# DIRECTIONS
In the listing that follows, count the lines holding the word "this" and report only that number.

# WORKING DATA

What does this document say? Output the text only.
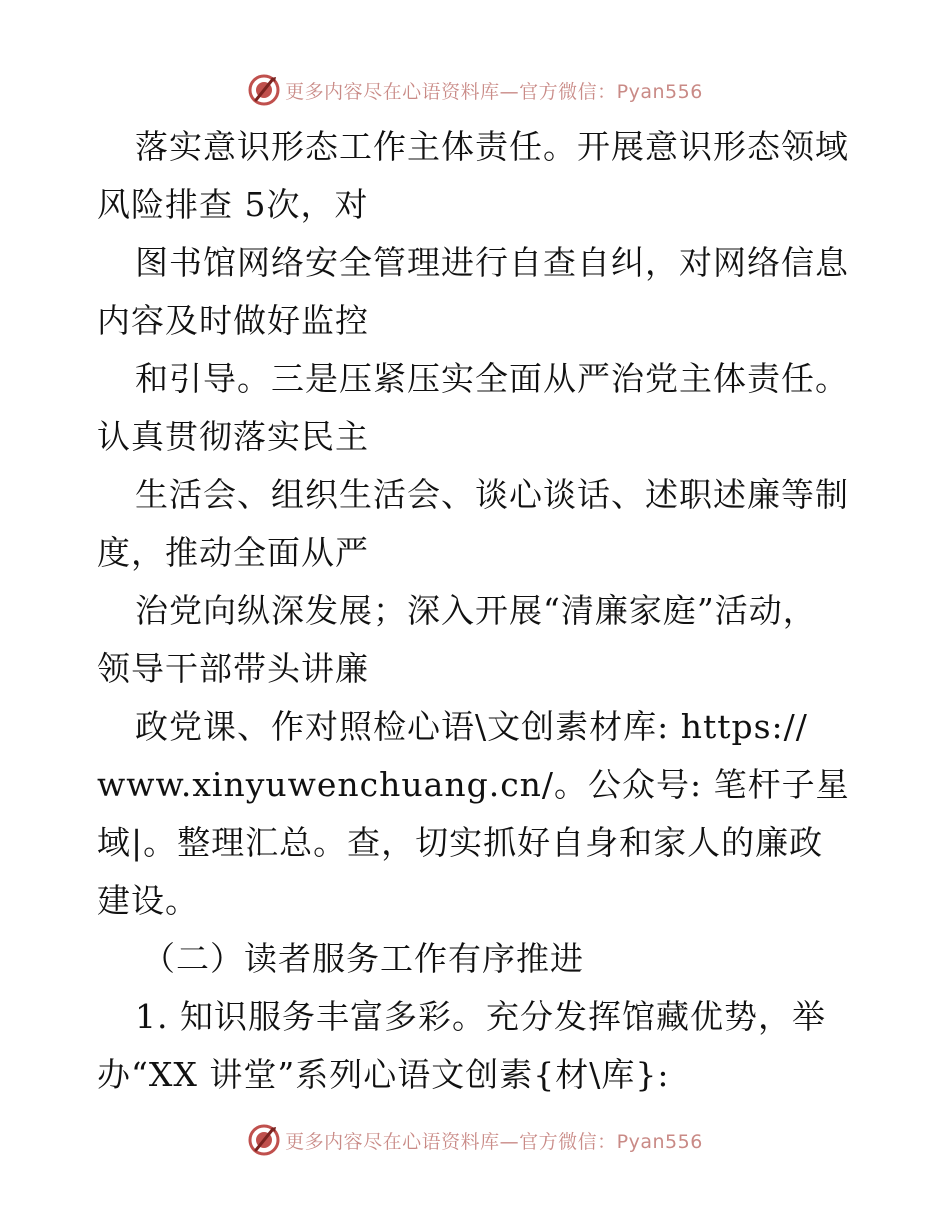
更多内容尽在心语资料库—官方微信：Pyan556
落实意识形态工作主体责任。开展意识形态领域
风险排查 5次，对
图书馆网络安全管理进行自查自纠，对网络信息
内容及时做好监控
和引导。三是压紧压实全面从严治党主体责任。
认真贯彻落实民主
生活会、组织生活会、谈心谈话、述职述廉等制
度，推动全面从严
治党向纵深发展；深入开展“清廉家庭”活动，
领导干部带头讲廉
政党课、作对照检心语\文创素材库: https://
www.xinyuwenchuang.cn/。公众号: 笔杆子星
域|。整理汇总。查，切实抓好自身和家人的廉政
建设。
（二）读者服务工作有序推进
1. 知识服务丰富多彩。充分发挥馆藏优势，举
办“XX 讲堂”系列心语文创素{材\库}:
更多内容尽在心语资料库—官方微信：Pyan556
==
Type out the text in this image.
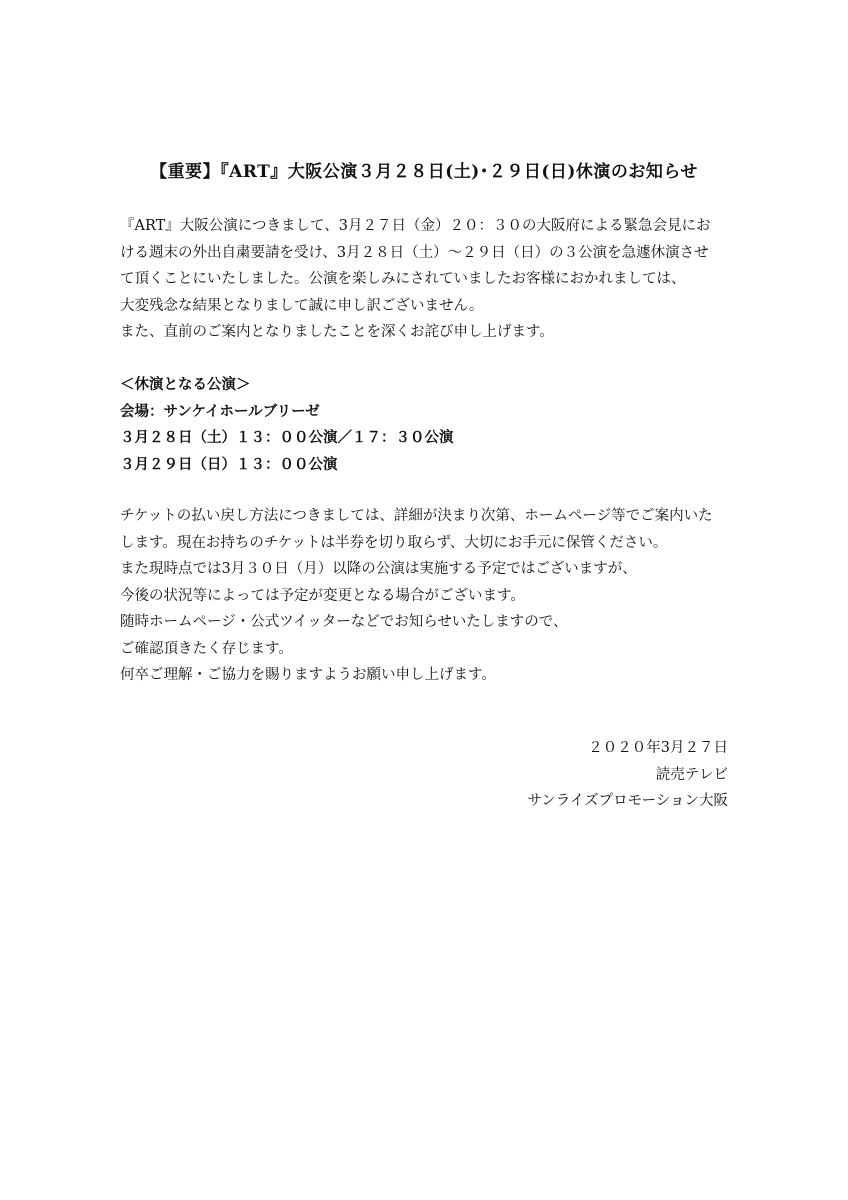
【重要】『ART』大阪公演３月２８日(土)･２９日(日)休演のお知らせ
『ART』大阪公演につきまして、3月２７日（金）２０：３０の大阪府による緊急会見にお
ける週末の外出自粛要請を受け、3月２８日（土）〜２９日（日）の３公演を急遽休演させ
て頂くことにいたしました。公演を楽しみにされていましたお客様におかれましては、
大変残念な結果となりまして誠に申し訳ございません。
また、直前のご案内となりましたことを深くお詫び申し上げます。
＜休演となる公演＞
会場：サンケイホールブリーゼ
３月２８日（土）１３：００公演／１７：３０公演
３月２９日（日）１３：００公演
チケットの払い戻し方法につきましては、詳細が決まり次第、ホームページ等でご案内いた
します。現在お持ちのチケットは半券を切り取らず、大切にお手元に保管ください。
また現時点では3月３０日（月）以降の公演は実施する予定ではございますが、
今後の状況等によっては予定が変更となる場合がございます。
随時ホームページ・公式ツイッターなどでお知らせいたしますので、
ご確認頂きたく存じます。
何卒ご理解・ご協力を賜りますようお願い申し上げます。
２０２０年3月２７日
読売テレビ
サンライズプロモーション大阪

# SOLVED EXERCISE
2